▸ Exercise objective:
Quote the entries in full, character for character, without their images.

--- start Provided entries ---

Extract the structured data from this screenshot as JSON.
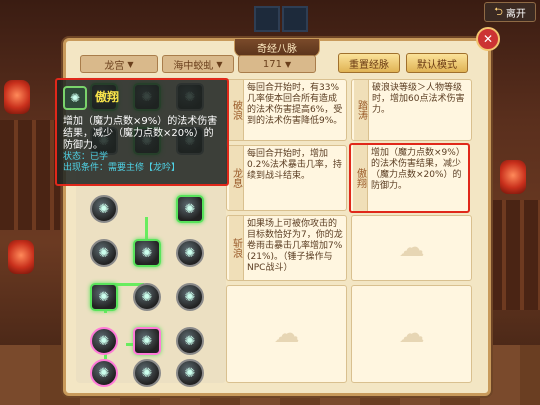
{
  "window": {
    "title": "奇经八脉",
    "back_label": "离开"
  },
  "tabs": [
    {
      "label": "龙宫"
    },
    {
      "label": "海中蛟虬"
    },
    {
      "label": "171"
    }
  ],
  "buttons": {
    "reset": "重置经脉",
    "default_mode": "默认模式"
  },
  "tooltip": {
    "skill_name": "傲翔",
    "description": "增加（魔力点数×9%）的法术伤害结果，减少（魔力点数×20%）的防御力。",
    "status_line1": "状态：已学",
    "status_line2": "出现条件：需要主修【龙吟】"
  },
  "cards": [
    {
      "label": "破浪",
      "text": "每回合开始时，有33%几率使本回合所有造成的法术伤害提高6%，受到的法术伤害降低9%。"
    },
    {
      "label": "踏涛",
      "text": "破浪诀等级＞人物等级时，增加60点法术伤害力。"
    },
    {
      "label": "龙息",
      "text": "每回合开始时，增加0.2%法术暴击几率，持续到战斗结束。"
    },
    {
      "label": "傲翔",
      "text": "增加（魔力点数×9%）的法术伤害结果，减少（魔力点数×20%）的防御力。",
      "highlight": true
    },
    {
      "label": "斩浪",
      "text": "如果场上可被你攻击的目标数恰好为7，你的龙卷雨击暴击几率增加7%(21%)。（锤子操作与NPC战斗）"
    },
    {
      "label": "",
      "text": ""
    },
    {
      "label": "",
      "text": ""
    },
    {
      "label": "",
      "text": ""
    }
  ],
  "icons": {
    "back": "arrow-left-icon",
    "close": "close-icon",
    "dropdown": "chevron-down-icon"
  }
}
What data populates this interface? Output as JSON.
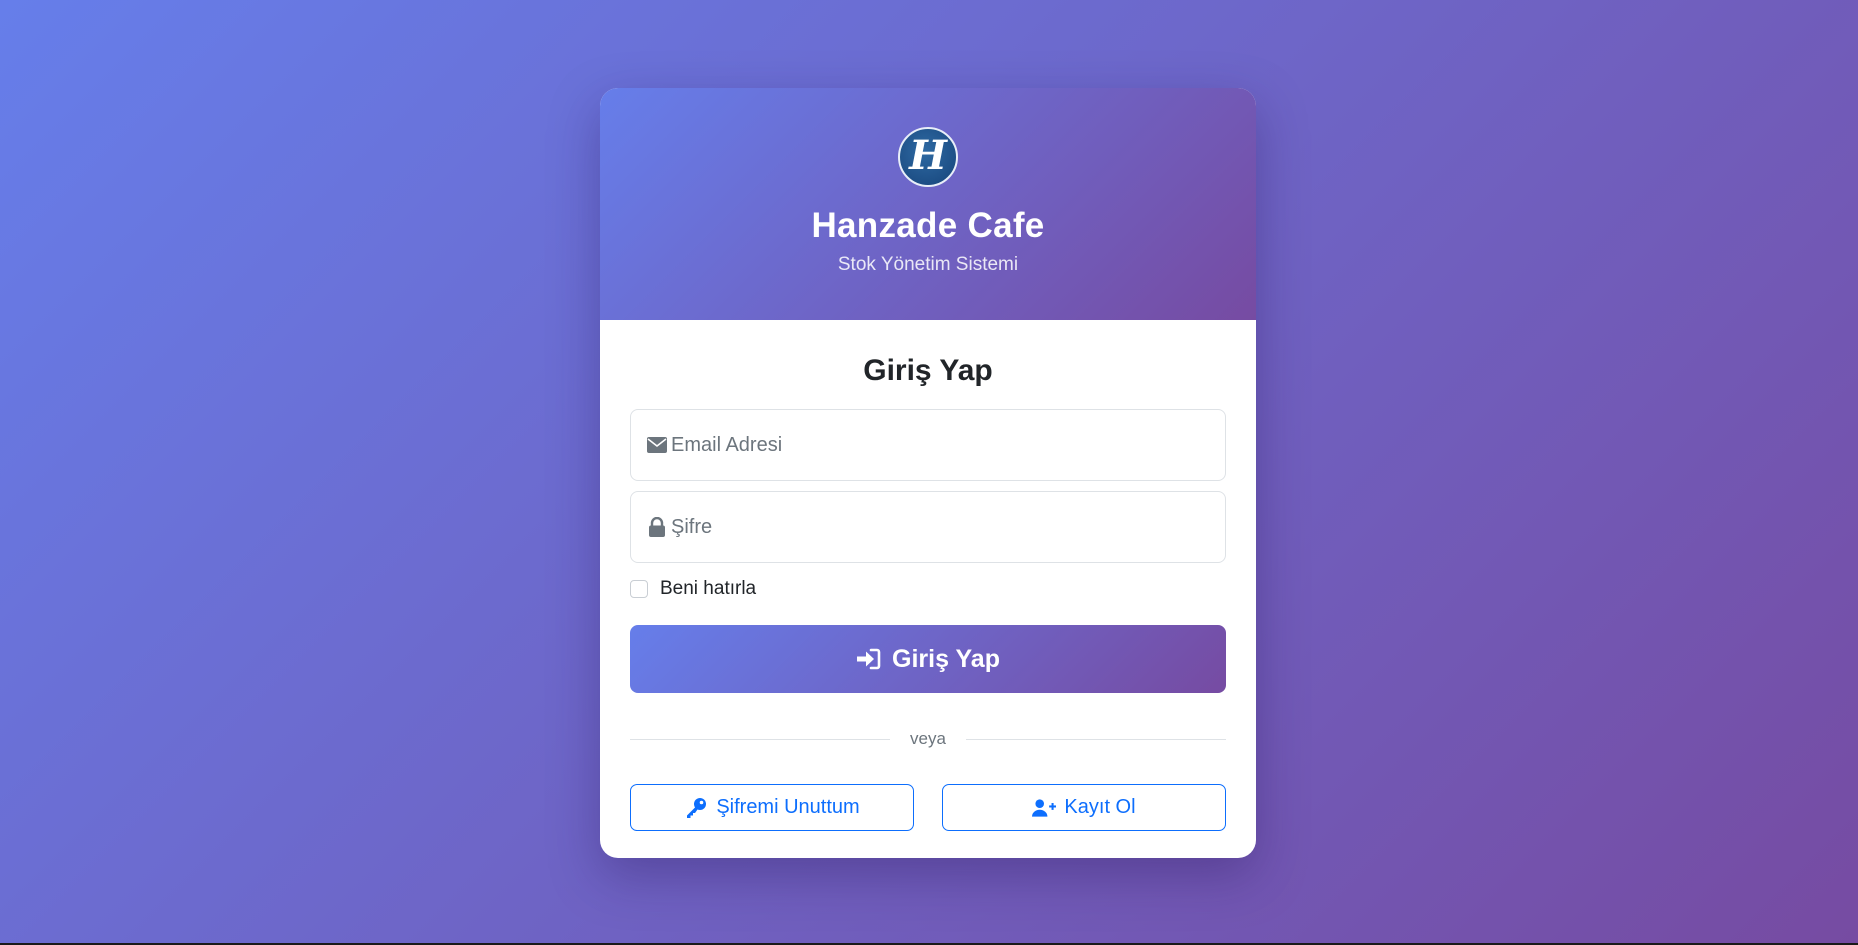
{
  "brand": {
    "logo_letter": "H",
    "title": "Hanzade Cafe",
    "subtitle": "Stok Yönetim Sistemi"
  },
  "form": {
    "title": "Giriş Yap",
    "email": {
      "placeholder": "Email Adresi",
      "value": "",
      "icon": "envelope-icon"
    },
    "password": {
      "placeholder": "Şifre",
      "value": "",
      "icon": "lock-icon"
    },
    "remember_label": "Beni hatırla",
    "remember_checked": false,
    "submit_label": "Giriş Yap",
    "submit_icon": "sign-in-icon"
  },
  "divider_text": "veya",
  "actions": {
    "forgot_label": "Şifremi Unuttum",
    "forgot_icon": "key-icon",
    "register_label": "Kayıt Ol",
    "register_icon": "user-plus-icon"
  },
  "colors": {
    "gradient_start": "#667eea",
    "gradient_end": "#764ba2",
    "link_blue": "#0d6efd",
    "text_dark": "#212529",
    "text_muted": "#6c757d"
  }
}
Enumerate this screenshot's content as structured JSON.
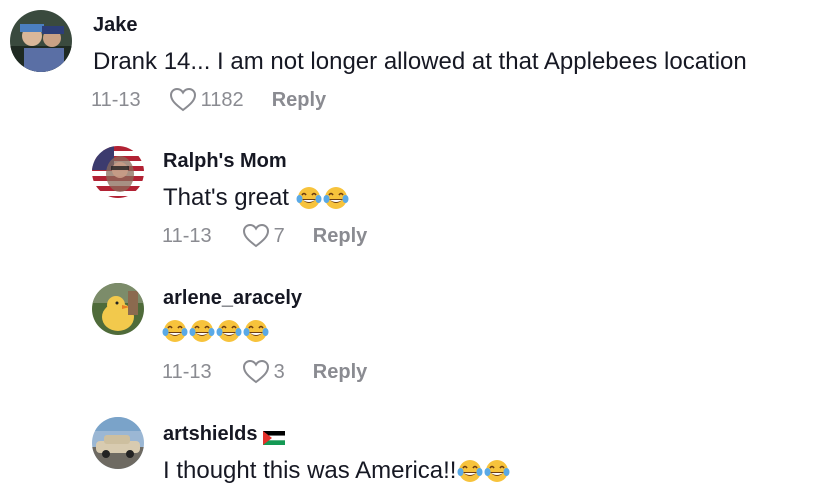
{
  "comments": [
    {
      "username": "Jake",
      "text": "Drank 14... I am not longer allowed at that Applebees location",
      "date": "11-13",
      "likes": "1182",
      "reply_label": "Reply",
      "avatar_icon": "user-avatar",
      "emoji_count": 0
    },
    {
      "username": "Ralph's Mom",
      "text": "That's great",
      "date": "11-13",
      "likes": "7",
      "reply_label": "Reply",
      "avatar_icon": "user-avatar",
      "emoji_count": 2,
      "emoji": "face-with-tears-of-joy"
    },
    {
      "username": "arlene_aracely",
      "text": "",
      "date": "11-13",
      "likes": "3",
      "reply_label": "Reply",
      "avatar_icon": "user-avatar",
      "emoji_count": 4,
      "emoji": "face-with-tears-of-joy"
    },
    {
      "username": "artshields",
      "username_flag": "palestine-flag",
      "text": "I thought this was America!!",
      "avatar_icon": "user-avatar",
      "emoji_count": 2,
      "emoji": "face-with-tears-of-joy"
    }
  ],
  "colors": {
    "text_primary": "#161823",
    "text_secondary": "#8a8b91",
    "emoji_yellow": "#f7c33c",
    "emoji_tear": "#5aa9e6"
  }
}
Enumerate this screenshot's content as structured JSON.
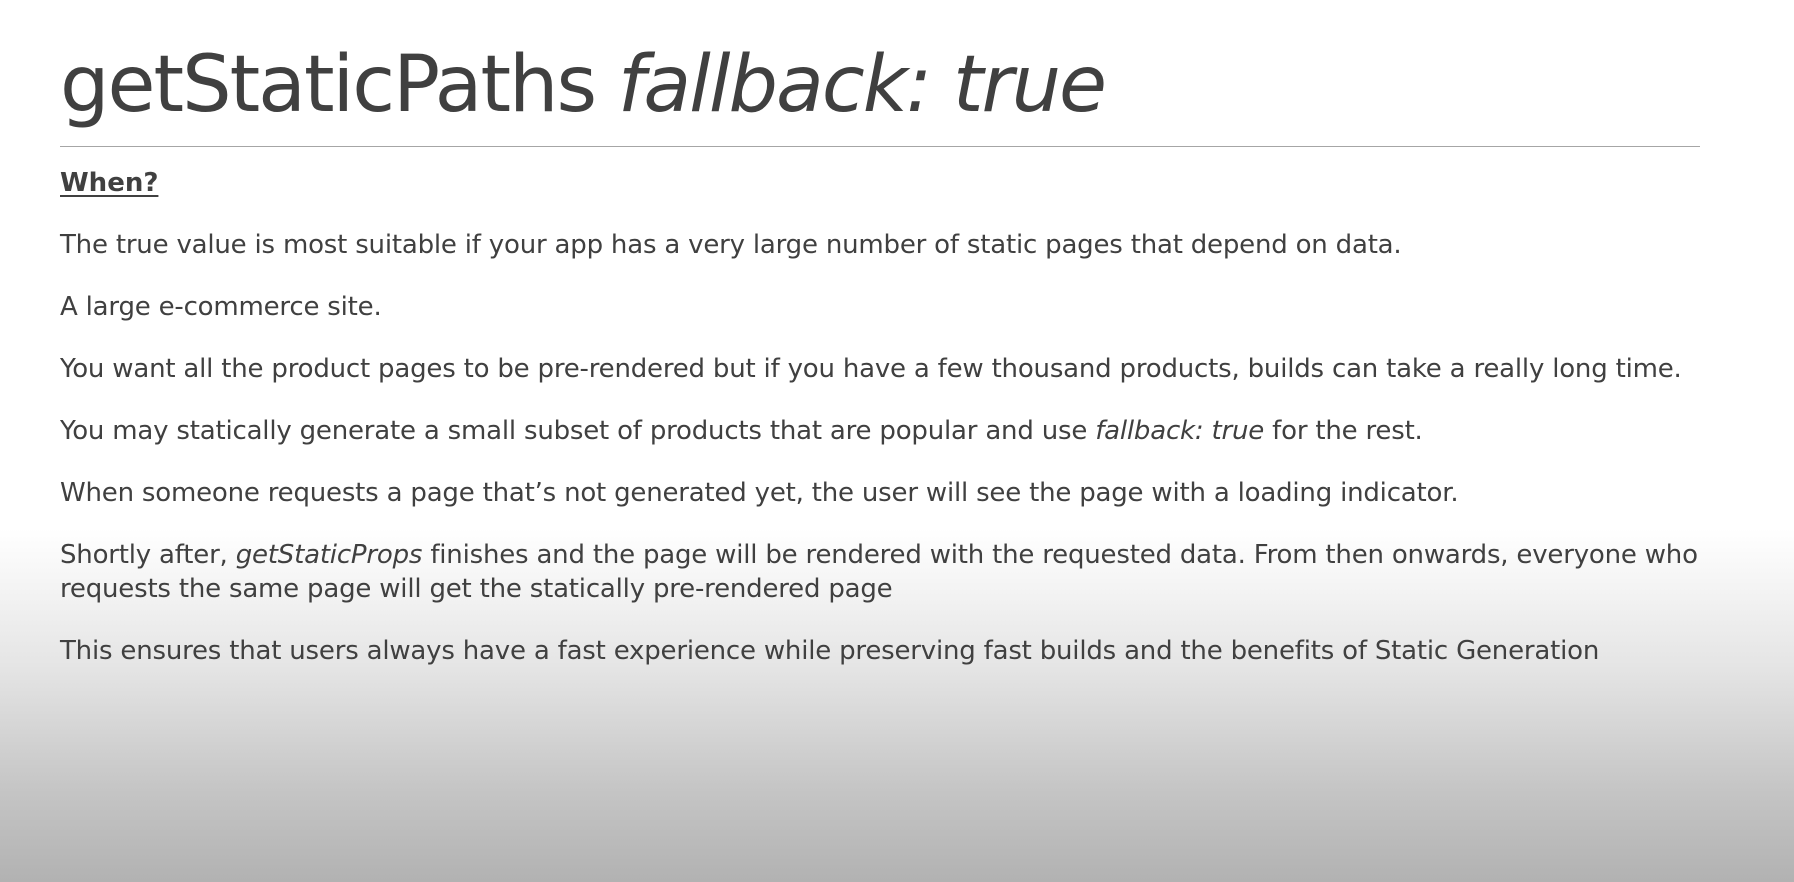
{
  "slide": {
    "title": {
      "main": "getStaticPaths",
      "italic": "fallback: true"
    },
    "heading": "When?",
    "paragraphs": {
      "p1": "The true value is most suitable if your app has a very large number of static pages that depend on data.",
      "p2": "A large e-commerce site.",
      "p3": "You want all the product pages to be pre-rendered but if you have a few thousand products, builds can take a really long time.",
      "p4": {
        "before": "You may statically generate a small subset of products that are popular and use ",
        "italic": "fallback: true",
        "after": " for the rest."
      },
      "p5": "When someone requests a page that’s not generated yet, the user will see the page with a loading indicator.",
      "p6": {
        "before": "Shortly after, ",
        "italic": "getStaticProps",
        "after": " finishes and the page will be rendered with the requested data. From then onwards, everyone who requests the same page will get the statically pre-rendered page"
      },
      "p7": "This ensures that users always have a fast experience while preserving fast builds and the benefits of Static Generation"
    }
  },
  "colors": {
    "text": "#404040",
    "rule": "#a6a6a6",
    "background_top": "#ffffff",
    "background_bottom": "#b2b2b2"
  }
}
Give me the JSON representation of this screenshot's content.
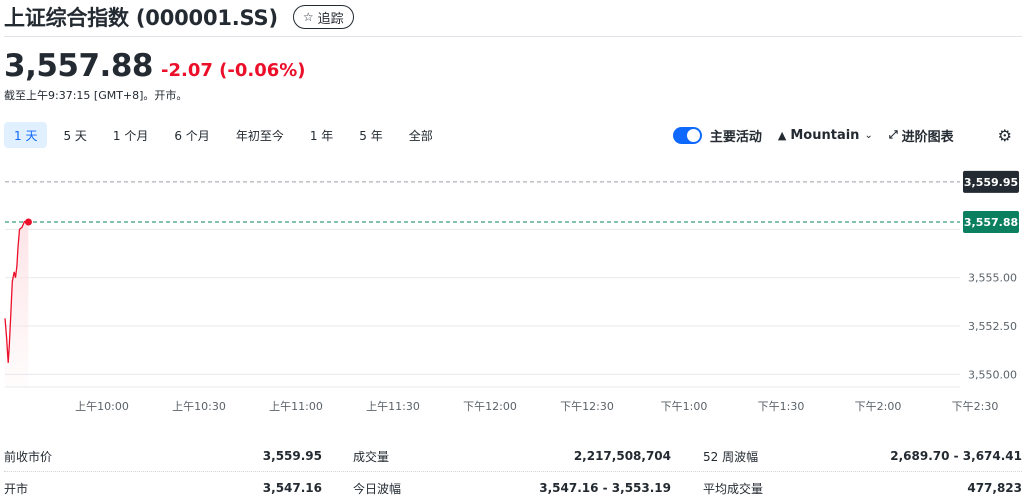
{
  "header": {
    "title": "上证综合指数 (000001.SS)",
    "follow_label": "追踪"
  },
  "quote": {
    "price": "3,557.88",
    "change": "-2.07 (-0.06%)",
    "market_time": "截至上午9:37:15 [GMT+8]。开市。"
  },
  "range_tabs": [
    "1 天",
    "5 天",
    "1 个月",
    "6 个月",
    "年初至今",
    "1 年",
    "5 年",
    "全部"
  ],
  "active_range": 0,
  "chart_tools": {
    "events_label": "主要活动",
    "events_enabled": true,
    "chart_type_label": "Mountain",
    "advanced_label": "进阶图表"
  },
  "chart_data": {
    "type": "area",
    "y_ticks": [
      "3,550.00",
      "3,552.50",
      "3,555.00"
    ],
    "ylim": [
      3549.35,
      3561.6
    ],
    "prev_close": {
      "value": 3559.95,
      "label": "3,559.95"
    },
    "last_price": {
      "value": 3557.88,
      "label": "3,557.88"
    },
    "x_ticks": [
      "上午10:00",
      "上午10:30",
      "上午11:00",
      "上午11:30",
      "下午12:00",
      "下午12:30",
      "下午1:00",
      "下午1:30",
      "下午2:00",
      "下午2:30"
    ],
    "session": [
      "09:30",
      "15:00"
    ],
    "series": [
      {
        "points": [
          [
            "09:30:00",
            3552.9
          ],
          [
            "09:30:30",
            3551.9
          ],
          [
            "09:31:00",
            3550.6
          ],
          [
            "09:31:20",
            3551.5
          ],
          [
            "09:31:45",
            3553.0
          ],
          [
            "09:32:15",
            3554.8
          ],
          [
            "09:32:50",
            3555.3
          ],
          [
            "09:33:15",
            3555.0
          ],
          [
            "09:33:40",
            3555.6
          ],
          [
            "09:34:00",
            3556.5
          ],
          [
            "09:34:30",
            3557.5
          ],
          [
            "09:35:15",
            3557.6
          ],
          [
            "09:36:00",
            3557.9
          ],
          [
            "09:37:15",
            3557.88
          ]
        ]
      }
    ],
    "colors": {
      "line": "#eb0f29",
      "fill": "#fde4e7",
      "last_tag": "#0a8060",
      "prev_tag": "#232a31"
    }
  },
  "stats": {
    "rows": [
      [
        {
          "label": "前收市价",
          "value": "3,559.95"
        },
        {
          "label": "成交量",
          "value": "2,217,508,704"
        },
        {
          "label": "52 周波幅",
          "value": "2,689.70 - 3,674.41"
        }
      ],
      [
        {
          "label": "开市",
          "value": "3,547.16"
        },
        {
          "label": "今日波幅",
          "value": "3,547.16 - 3,553.19"
        },
        {
          "label": "平均成交量",
          "value": "477,823"
        }
      ]
    ]
  }
}
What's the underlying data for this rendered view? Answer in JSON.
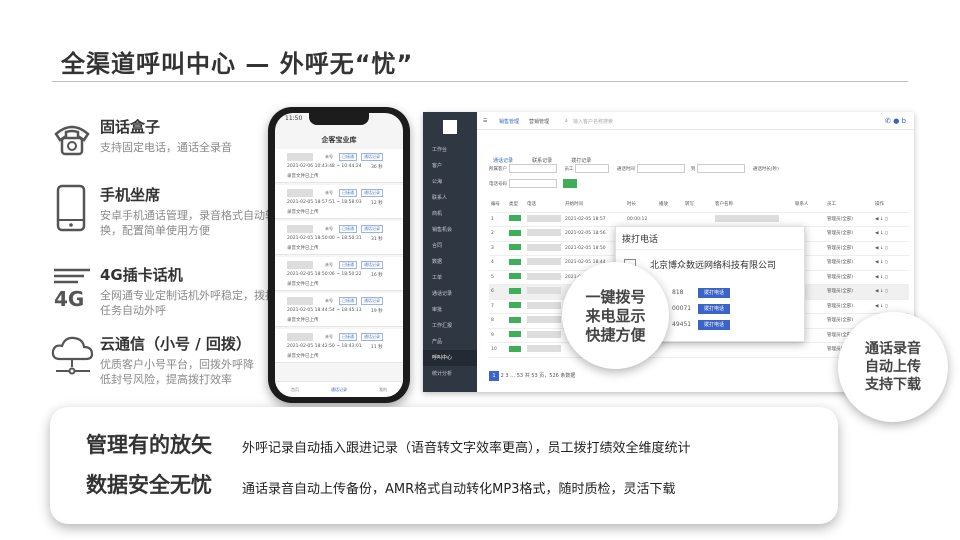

--- end Provided entries ---

▸ Solution to the problem:
Extract the structured data from this screenshot as JSON.
{
  "window": {
    "title": "奇经八脉",
    "back_label": "离开"
  },
  "tabs": [
    {
      "label": "龙宫"
    },
    {
      "label": "海中蛟虬"
    },
    {
      "label": "171"
    }
  ],
  "buttons": {
    "reset": "重置经脉",
    "default_mode": "默认模式"
  },
  "tooltip": {
    "skill_name": "傲翔",
    "description": "增加（魔力点数×9%）的法术伤害结果，减少（魔力点数×20%）的防御力。",
    "status_line1": "状态：已学",
    "status_line2": "出现条件：需要主修【龙吟】"
  },
  "cards": [
    {
      "label": "破浪",
      "text": "每回合开始时，有33%几率使本回合所有造成的法术伤害提高6%，受到的法术伤害降低9%。"
    },
    {
      "label": "踏涛",
      "text": "破浪诀等级＞人物等级时，增加60点法术伤害力。"
    },
    {
      "label": "龙息",
      "text": "每回合开始时，增加0.2%法术暴击几率，持续到战斗结束。"
    },
    {
      "label": "傲翔",
      "text": "增加（魔力点数×9%）的法术伤害结果，减少（魔力点数×20%）的防御力。",
      "highlight": true
    },
    {
      "label": "斩浪",
      "text": "如果场上可被你攻击的目标数恰好为7，你的龙卷雨击暴击几率增加7%(21%)。（锤子操作与NPC战斗）"
    },
    {
      "label": "",
      "text": ""
    },
    {
      "label": "",
      "text": ""
    },
    {
      "label": "",
      "text": ""
    }
  ],
  "icons": {
    "back": "arrow-left-icon",
    "close": "close-icon",
    "dropdown": "chevron-down-icon"
  }
}
What data populates this interface? Output as JSON.
{
  "brand": {
    "logo_letter": "H",
    "title": "Hanzade Cafe",
    "subtitle": "Stok Yönetim Sistemi"
  },
  "form": {
    "title": "Giriş Yap",
    "email": {
      "placeholder": "Email Adresi",
      "value": "",
      "icon": "envelope-icon"
    },
    "password": {
      "placeholder": "Şifre",
      "value": "",
      "icon": "lock-icon"
    },
    "remember_label": "Beni hatırla",
    "remember_checked": false,
    "submit_label": "Giriş Yap",
    "submit_icon": "sign-in-icon"
  },
  "divider_text": "veya",
  "actions": {
    "forgot_label": "Şifremi Unuttum",
    "forgot_icon": "key-icon",
    "register_label": "Kayıt Ol",
    "register_icon": "user-plus-icon"
  },
  "colors": {
    "gradient_start": "#667eea",
    "gradient_end": "#764ba2",
    "link_blue": "#0d6efd",
    "text_dark": "#212529",
    "text_muted": "#6c757d"
  }
}
Enumerate this screenshot's content as structured JSON.
{
  "comments": [
    {
      "username": "Jake",
      "text": "Drank 14... I am not longer allowed at that Applebees location",
      "date": "11-13",
      "likes": "1182",
      "reply_label": "Reply",
      "avatar_icon": "user-avatar",
      "emoji_count": 0
    },
    {
      "username": "Ralph's Mom",
      "text": "That's great",
      "date": "11-13",
      "likes": "7",
      "reply_label": "Reply",
      "avatar_icon": "user-avatar",
      "emoji_count": 2,
      "emoji": "face-with-tears-of-joy"
    },
    {
      "username": "arlene_aracely",
      "text": "",
      "date": "11-13",
      "likes": "3",
      "reply_label": "Reply",
      "avatar_icon": "user-avatar",
      "emoji_count": 4,
      "emoji": "face-with-tears-of-joy"
    },
    {
      "username": "artshields",
      "username_flag": "palestine-flag",
      "text": "I thought this was America!!",
      "avatar_icon": "user-avatar",
      "emoji_count": 2,
      "emoji": "face-with-tears-of-joy"
    }
  ],
  "colors": {
    "text_primary": "#161823",
    "text_secondary": "#8a8b91",
    "emoji_yellow": "#f7c33c",
    "emoji_tear": "#5aa9e6"
  }
}
Enumerate this screenshot's content as structured JSON.
{
  "slide": {
    "title": {
      "main": "getStaticPaths",
      "italic": "fallback: true"
    },
    "heading": "When?",
    "paragraphs": {
      "p1": "The true value is most suitable if your app has a very large number of static pages that depend on data.",
      "p2": "A large e-commerce site.",
      "p3": "You want all the product pages to be pre-rendered but if you have a few thousand products, builds can take a really long time.",
      "p4": {
        "before": "You may statically generate a small subset of products that are popular and use ",
        "italic": "fallback: true",
        "after": " for the rest."
      },
      "p5": "When someone requests a page that’s not generated yet, the user will see the page with a loading indicator.",
      "p6": {
        "before": "Shortly after, ",
        "italic": "getStaticProps",
        "after": " finishes and the page will be rendered with the requested data. From then onwards, everyone who requests the same page will get the statically pre-rendered page"
      },
      "p7": "This ensures that users always have a fast experience while preserving fast builds and the benefits of Static Generation"
    }
  },
  "colors": {
    "text": "#404040",
    "rule": "#a6a6a6",
    "background_top": "#ffffff",
    "background_bottom": "#b2b2b2"
  }
}
Give me the JSON representation of this screenshot's content.
{
  "header": {
    "title": "上证综合指数 (000001.SS)",
    "follow_label": "追踪"
  },
  "quote": {
    "price": "3,557.88",
    "change": "-2.07 (-0.06%)",
    "market_time": "截至上午9:37:15 [GMT+8]。开市。"
  },
  "range_tabs": [
    "1 天",
    "5 天",
    "1 个月",
    "6 个月",
    "年初至今",
    "1 年",
    "5 年",
    "全部"
  ],
  "active_range": 0,
  "chart_tools": {
    "events_label": "主要活动",
    "events_enabled": true,
    "chart_type_label": "Mountain",
    "advanced_label": "进阶图表"
  },
  "chart_data": {
    "type": "area",
    "y_ticks": [
      "3,550.00",
      "3,552.50",
      "3,555.00"
    ],
    "ylim": [
      3549.35,
      3561.6
    ],
    "prev_close": {
      "value": 3559.95,
      "label": "3,559.95"
    },
    "last_price": {
      "value": 3557.88,
      "label": "3,557.88"
    },
    "x_ticks": [
      "上午10:00",
      "上午10:30",
      "上午11:00",
      "上午11:30",
      "下午12:00",
      "下午12:30",
      "下午1:00",
      "下午1:30",
      "下午2:00",
      "下午2:30"
    ],
    "session": [
      "09:30",
      "15:00"
    ],
    "series": [
      {
        "points": [
          [
            "09:30:00",
            3552.9
          ],
          [
            "09:30:30",
            3551.9
          ],
          [
            "09:31:00",
            3550.6
          ],
          [
            "09:31:20",
            3551.5
          ],
          [
            "09:31:45",
            3553.0
          ],
          [
            "09:32:15",
            3554.8
          ],
          [
            "09:32:50",
            3555.3
          ],
          [
            "09:33:15",
            3555.0
          ],
          [
            "09:33:40",
            3555.6
          ],
          [
            "09:34:00",
            3556.5
          ],
          [
            "09:34:30",
            3557.5
          ],
          [
            "09:35:15",
            3557.6
          ],
          [
            "09:36:00",
            3557.9
          ],
          [
            "09:37:15",
            3557.88
          ]
        ]
      }
    ],
    "colors": {
      "line": "#eb0f29",
      "fill": "#fde4e7",
      "last_tag": "#0a8060",
      "prev_tag": "#232a31"
    }
  },
  "stats": {
    "rows": [
      [
        {
          "label": "前收市价",
          "value": "3,559.95"
        },
        {
          "label": "成交量",
          "value": "2,217,508,704"
        },
        {
          "label": "52 周波幅",
          "value": "2,689.70 - 3,674.41"
        }
      ],
      [
        {
          "label": "开市",
          "value": "3,547.16"
        },
        {
          "label": "今日波幅",
          "value": "3,547.16 - 3,553.19"
        },
        {
          "label": "平均成交量",
          "value": "477,823"
        }
      ]
    ]
  }
}
What's the underlying data for this rendered view? Answer in JSON.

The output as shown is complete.